→ **Exercise task**
Without including any images, repeat the data exactly.

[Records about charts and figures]
-------------------------

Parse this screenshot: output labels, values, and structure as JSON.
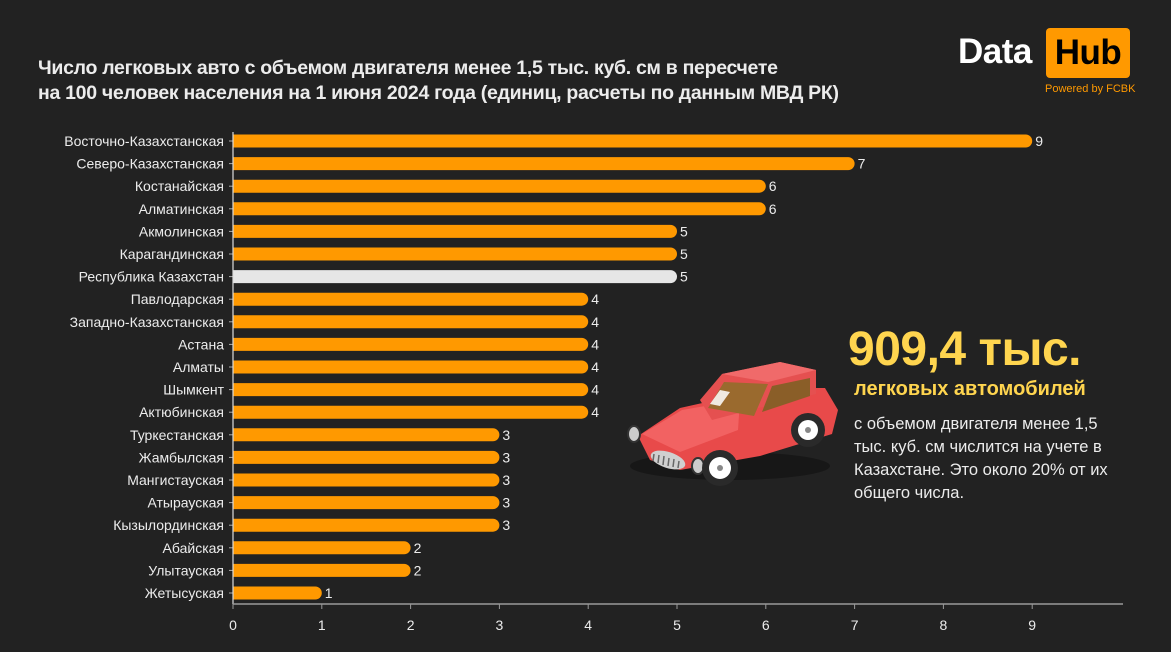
{
  "header": {
    "title_line1": "Число легковых авто с объемом двигателя менее 1,5 тыс. куб. см в пересчете",
    "title_line2": "на 100 человек населения на 1 июня 2024 года (единиц, расчеты по данным МВД РК)"
  },
  "logo": {
    "word1": "Data",
    "word2": "Hub",
    "tagline": "Powered by FCBK"
  },
  "highlight": {
    "big_number": "909,4 тыс.",
    "subtitle": "легковых автомобилей",
    "description": "с объемом двигателя менее 1,5 тыс. куб. см числится на учете в Казахстане. Это около 20% от их общего числа.",
    "icon": "red-car-illustration"
  },
  "colors": {
    "background": "#222222",
    "bar": "#ff9900",
    "bar_highlight": "#e6e6e6",
    "accent_yellow": "#ffd54f"
  },
  "chart_data": {
    "type": "bar",
    "orientation": "horizontal",
    "title": "Число легковых авто с объемом двигателя менее 1,5 тыс. куб. см в пересчете на 100 человек населения на 1 июня 2024 года (единиц, расчеты по данным МВД РК)",
    "xlabel": "",
    "ylabel": "",
    "xlim": [
      0,
      10
    ],
    "xticks": [
      0,
      1,
      2,
      3,
      4,
      5,
      6,
      7,
      8,
      9
    ],
    "grid": false,
    "categories": [
      "Восточно-Казахстанская",
      "Северо-Казахстанская",
      "Костанайская",
      "Алматинская",
      "Акмолинская",
      "Карагандинская",
      "Республика Казахстан",
      "Павлодарская",
      "Западно-Казахстанская",
      "Астана",
      "Алматы",
      "Шымкент",
      "Актюбинская",
      "Туркестанская",
      "Жамбылская",
      "Мангистауская",
      "Атырауская",
      "Кызылординская",
      "Абайская",
      "Улытауская",
      "Жетысуская"
    ],
    "values": [
      9,
      7,
      6,
      6,
      5,
      5,
      5,
      4,
      4,
      4,
      4,
      4,
      4,
      3,
      3,
      3,
      3,
      3,
      2,
      2,
      1
    ],
    "highlight_category": "Республика Казахстан"
  }
}
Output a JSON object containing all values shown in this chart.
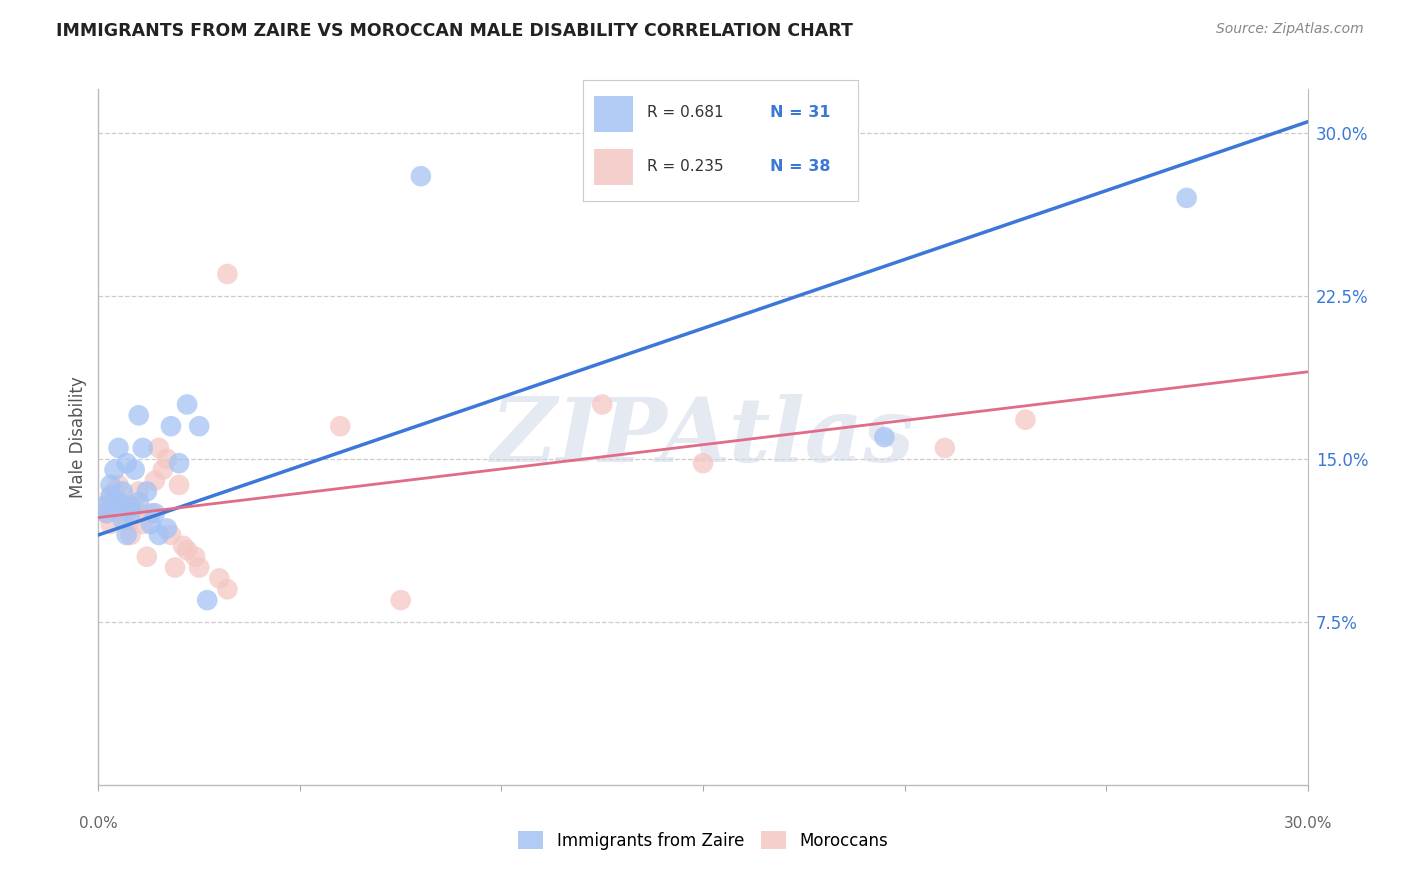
{
  "title": "IMMIGRANTS FROM ZAIRE VS MOROCCAN MALE DISABILITY CORRELATION CHART",
  "source": "Source: ZipAtlas.com",
  "ylabel": "Male Disability",
  "xlim": [
    0.0,
    0.3
  ],
  "ylim": [
    0.0,
    0.32
  ],
  "xtick_labels_bottom": [
    "0.0%",
    "30.0%"
  ],
  "xtick_vals_bottom": [
    0.0,
    0.3
  ],
  "ytick_labels_right": [
    "7.5%",
    "15.0%",
    "22.5%",
    "30.0%"
  ],
  "ytick_vals_right": [
    0.075,
    0.15,
    0.225,
    0.3
  ],
  "blue_scatter_color": "#a4c2f4",
  "pink_scatter_color": "#f4c7c3",
  "blue_line_color": "#3c78d8",
  "pink_line_color": "#e06c88",
  "legend_R_blue": "R = 0.681",
  "legend_N_blue": "N = 31",
  "legend_R_pink": "R = 0.235",
  "legend_N_pink": "N = 38",
  "legend_label_blue": "Immigrants from Zaire",
  "legend_label_pink": "Moroccans",
  "watermark": "ZIPAtlas",
  "blue_x": [
    0.001,
    0.002,
    0.003,
    0.003,
    0.004,
    0.004,
    0.005,
    0.005,
    0.006,
    0.006,
    0.007,
    0.007,
    0.008,
    0.008,
    0.009,
    0.01,
    0.01,
    0.011,
    0.012,
    0.013,
    0.014,
    0.015,
    0.017,
    0.018,
    0.02,
    0.022,
    0.025,
    0.027,
    0.08,
    0.195,
    0.27
  ],
  "blue_y": [
    0.128,
    0.125,
    0.133,
    0.138,
    0.13,
    0.145,
    0.13,
    0.155,
    0.122,
    0.135,
    0.148,
    0.115,
    0.125,
    0.128,
    0.145,
    0.13,
    0.17,
    0.155,
    0.135,
    0.12,
    0.125,
    0.115,
    0.118,
    0.165,
    0.148,
    0.175,
    0.165,
    0.085,
    0.28,
    0.16,
    0.27
  ],
  "pink_x": [
    0.001,
    0.002,
    0.003,
    0.003,
    0.004,
    0.004,
    0.005,
    0.005,
    0.006,
    0.006,
    0.007,
    0.008,
    0.008,
    0.009,
    0.01,
    0.011,
    0.012,
    0.013,
    0.014,
    0.015,
    0.016,
    0.017,
    0.018,
    0.019,
    0.02,
    0.021,
    0.022,
    0.024,
    0.025,
    0.03,
    0.032,
    0.032,
    0.06,
    0.075,
    0.125,
    0.15,
    0.21,
    0.23
  ],
  "pink_y": [
    0.128,
    0.125,
    0.12,
    0.132,
    0.13,
    0.135,
    0.125,
    0.138,
    0.13,
    0.125,
    0.128,
    0.122,
    0.115,
    0.128,
    0.135,
    0.12,
    0.105,
    0.125,
    0.14,
    0.155,
    0.145,
    0.15,
    0.115,
    0.1,
    0.138,
    0.11,
    0.108,
    0.105,
    0.1,
    0.095,
    0.09,
    0.235,
    0.165,
    0.085,
    0.175,
    0.148,
    0.155,
    0.168
  ],
  "blue_line_x0": 0.0,
  "blue_line_y0": 0.115,
  "blue_line_x1": 0.3,
  "blue_line_y1": 0.305,
  "pink_line_x0": 0.0,
  "pink_line_y0": 0.123,
  "pink_line_x1": 0.3,
  "pink_line_y1": 0.19
}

-------------------------

→ **Worked solution**
Parse this screenshot: output labels, values, and structure as JSON.
{
  "header": {
    "title_line1": "Число легковых авто с объемом двигателя менее 1,5 тыс. куб. см в пересчете",
    "title_line2": "на 100 человек населения на 1 июня 2024 года (единиц, расчеты по данным МВД РК)"
  },
  "logo": {
    "word1": "Data",
    "word2": "Hub",
    "tagline": "Powered by FCBK"
  },
  "highlight": {
    "big_number": "909,4 тыс.",
    "subtitle": "легковых автомобилей",
    "description": "с объемом двигателя менее 1,5 тыс. куб. см числится на учете в Казахстане. Это около 20% от их общего числа.",
    "icon": "red-car-illustration"
  },
  "colors": {
    "background": "#222222",
    "bar": "#ff9900",
    "bar_highlight": "#e6e6e6",
    "accent_yellow": "#ffd54f"
  },
  "chart_data": {
    "type": "bar",
    "orientation": "horizontal",
    "title": "Число легковых авто с объемом двигателя менее 1,5 тыс. куб. см в пересчете на 100 человек населения на 1 июня 2024 года (единиц, расчеты по данным МВД РК)",
    "xlabel": "",
    "ylabel": "",
    "xlim": [
      0,
      10
    ],
    "xticks": [
      0,
      1,
      2,
      3,
      4,
      5,
      6,
      7,
      8,
      9
    ],
    "grid": false,
    "categories": [
      "Восточно-Казахстанская",
      "Северо-Казахстанская",
      "Костанайская",
      "Алматинская",
      "Акмолинская",
      "Карагандинская",
      "Республика Казахстан",
      "Павлодарская",
      "Западно-Казахстанская",
      "Астана",
      "Алматы",
      "Шымкент",
      "Актюбинская",
      "Туркестанская",
      "Жамбылская",
      "Мангистауская",
      "Атырауская",
      "Кызылординская",
      "Абайская",
      "Улытауская",
      "Жетысуская"
    ],
    "values": [
      9,
      7,
      6,
      6,
      5,
      5,
      5,
      4,
      4,
      4,
      4,
      4,
      4,
      3,
      3,
      3,
      3,
      3,
      2,
      2,
      1
    ],
    "highlight_category": "Республика Казахстан"
  }
}
Output a JSON object containing all values shown in this chart.
{
  "title": "IMMIGRANTS FROM ZAIRE VS MOROCCAN MALE DISABILITY CORRELATION CHART",
  "source": "Source: ZipAtlas.com",
  "ylabel": "Male Disability",
  "xlim": [
    0.0,
    0.3
  ],
  "ylim": [
    0.0,
    0.32
  ],
  "xtick_labels_bottom": [
    "0.0%",
    "30.0%"
  ],
  "xtick_vals_bottom": [
    0.0,
    0.3
  ],
  "ytick_labels_right": [
    "7.5%",
    "15.0%",
    "22.5%",
    "30.0%"
  ],
  "ytick_vals_right": [
    0.075,
    0.15,
    0.225,
    0.3
  ],
  "blue_scatter_color": "#a4c2f4",
  "pink_scatter_color": "#f4c7c3",
  "blue_line_color": "#3c78d8",
  "pink_line_color": "#e06c88",
  "legend_R_blue": "R = 0.681",
  "legend_N_blue": "N = 31",
  "legend_R_pink": "R = 0.235",
  "legend_N_pink": "N = 38",
  "legend_label_blue": "Immigrants from Zaire",
  "legend_label_pink": "Moroccans",
  "watermark": "ZIPAtlas",
  "blue_x": [
    0.001,
    0.002,
    0.003,
    0.003,
    0.004,
    0.004,
    0.005,
    0.005,
    0.006,
    0.006,
    0.007,
    0.007,
    0.008,
    0.008,
    0.009,
    0.01,
    0.01,
    0.011,
    0.012,
    0.013,
    0.014,
    0.015,
    0.017,
    0.018,
    0.02,
    0.022,
    0.025,
    0.027,
    0.08,
    0.195,
    0.27
  ],
  "blue_y": [
    0.128,
    0.125,
    0.133,
    0.138,
    0.13,
    0.145,
    0.13,
    0.155,
    0.122,
    0.135,
    0.148,
    0.115,
    0.125,
    0.128,
    0.145,
    0.13,
    0.17,
    0.155,
    0.135,
    0.12,
    0.125,
    0.115,
    0.118,
    0.165,
    0.148,
    0.175,
    0.165,
    0.085,
    0.28,
    0.16,
    0.27
  ],
  "pink_x": [
    0.001,
    0.002,
    0.003,
    0.003,
    0.004,
    0.004,
    0.005,
    0.005,
    0.006,
    0.006,
    0.007,
    0.008,
    0.008,
    0.009,
    0.01,
    0.011,
    0.012,
    0.013,
    0.014,
    0.015,
    0.016,
    0.017,
    0.018,
    0.019,
    0.02,
    0.021,
    0.022,
    0.024,
    0.025,
    0.03,
    0.032,
    0.032,
    0.06,
    0.075,
    0.125,
    0.15,
    0.21,
    0.23
  ],
  "pink_y": [
    0.128,
    0.125,
    0.12,
    0.132,
    0.13,
    0.135,
    0.125,
    0.138,
    0.13,
    0.125,
    0.128,
    0.122,
    0.115,
    0.128,
    0.135,
    0.12,
    0.105,
    0.125,
    0.14,
    0.155,
    0.145,
    0.15,
    0.115,
    0.1,
    0.138,
    0.11,
    0.108,
    0.105,
    0.1,
    0.095,
    0.09,
    0.235,
    0.165,
    0.085,
    0.175,
    0.148,
    0.155,
    0.168
  ],
  "blue_line_x0": 0.0,
  "blue_line_y0": 0.115,
  "blue_line_x1": 0.3,
  "blue_line_y1": 0.305,
  "pink_line_x0": 0.0,
  "pink_line_y0": 0.123,
  "pink_line_x1": 0.3,
  "pink_line_y1": 0.19
}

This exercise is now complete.